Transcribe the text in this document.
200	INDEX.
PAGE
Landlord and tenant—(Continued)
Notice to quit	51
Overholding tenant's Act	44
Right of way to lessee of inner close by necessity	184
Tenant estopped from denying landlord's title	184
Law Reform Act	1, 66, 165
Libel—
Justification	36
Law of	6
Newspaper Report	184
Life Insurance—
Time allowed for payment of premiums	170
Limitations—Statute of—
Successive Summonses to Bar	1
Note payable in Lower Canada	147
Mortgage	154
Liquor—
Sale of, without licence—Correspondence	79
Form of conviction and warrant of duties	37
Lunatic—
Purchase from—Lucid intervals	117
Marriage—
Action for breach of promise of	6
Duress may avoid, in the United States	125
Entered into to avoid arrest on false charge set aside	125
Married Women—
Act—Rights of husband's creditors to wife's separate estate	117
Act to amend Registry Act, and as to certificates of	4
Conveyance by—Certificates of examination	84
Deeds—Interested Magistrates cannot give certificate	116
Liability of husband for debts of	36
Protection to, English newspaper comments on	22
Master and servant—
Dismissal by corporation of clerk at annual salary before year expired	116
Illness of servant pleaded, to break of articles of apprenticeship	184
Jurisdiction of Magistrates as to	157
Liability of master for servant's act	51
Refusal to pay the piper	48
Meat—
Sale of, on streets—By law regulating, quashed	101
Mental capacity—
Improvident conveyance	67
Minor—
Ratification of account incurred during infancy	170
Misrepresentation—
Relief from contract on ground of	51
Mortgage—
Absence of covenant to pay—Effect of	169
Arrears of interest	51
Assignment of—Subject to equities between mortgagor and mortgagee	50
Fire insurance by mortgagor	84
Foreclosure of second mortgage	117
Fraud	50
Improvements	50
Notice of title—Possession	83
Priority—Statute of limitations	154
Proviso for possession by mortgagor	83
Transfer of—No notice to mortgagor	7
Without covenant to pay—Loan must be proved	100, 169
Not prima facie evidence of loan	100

**Exercise details:** Write out the entries above once more, without altering anything.

**Task solution:**
Transcribe the text in this document.
200	INDEX.
PAGE
Landlord and tenant—(Continued)
Notice to quit	51
Overholding tenant's Act	44
Right of way to lessee of inner close by necessity	184
Tenant estopped from denying landlord's title	184
Law Reform Act	1, 66, 165
Libel—
Justification	36
Law of	6
Newspaper Report	184
Life Insurance—
Time allowed for payment of premiums	170
Limitations—Statute of—
Successive Summonses to Bar	1
Note payable in Lower Canada	147
Mortgage	154
Liquor—
Sale of, without licence—Correspondence	79
Form of conviction and warrant of duties	37
Lunatic—
Purchase from—Lucid intervals	117
Marriage—
Action for breach of promise of	6
Duress may avoid, in the United States	125
Entered into to avoid arrest on false charge set aside	125
Married Women—
Act—Rights of husband's creditors to wife's separate estate	117
Act to amend Registry Act, and as to certificates of	4
Conveyance by—Certificates of examination	84
Deeds—Interested Magistrates cannot give certificate	116
Liability of husband for debts of	36
Protection to, English newspaper comments on	22
Master and servant—
Dismissal by corporation of clerk at annual salary before year expired	116
Illness of servant pleaded, to break of articles of apprenticeship	184
Jurisdiction of Magistrates as to	157
Liability of master for servant's act	51
Refusal to pay the piper	48
Meat—
Sale of, on streets—By law regulating, quashed	101
Mental capacity—
Improvident conveyance	67
Minor—
Ratification of account incurred during infancy	170
Misrepresentation—
Relief from contract on ground of	51
Mortgage—
Absence of covenant to pay—Effect of	169
Arrears of interest	51
Assignment of—Subject to equities between mortgagor and mortgagee	50
Fire insurance by mortgagor	84
Foreclosure of second mortgage	117
Fraud	50
Improvements	50
Notice of title—Possession	83
Priority—Statute of limitations	154
Proviso for possession by mortgagor	83
Transfer of—No notice to mortgagor	7
Without covenant to pay—Loan must be proved	100, 169
Not prima facie evidence of loan	100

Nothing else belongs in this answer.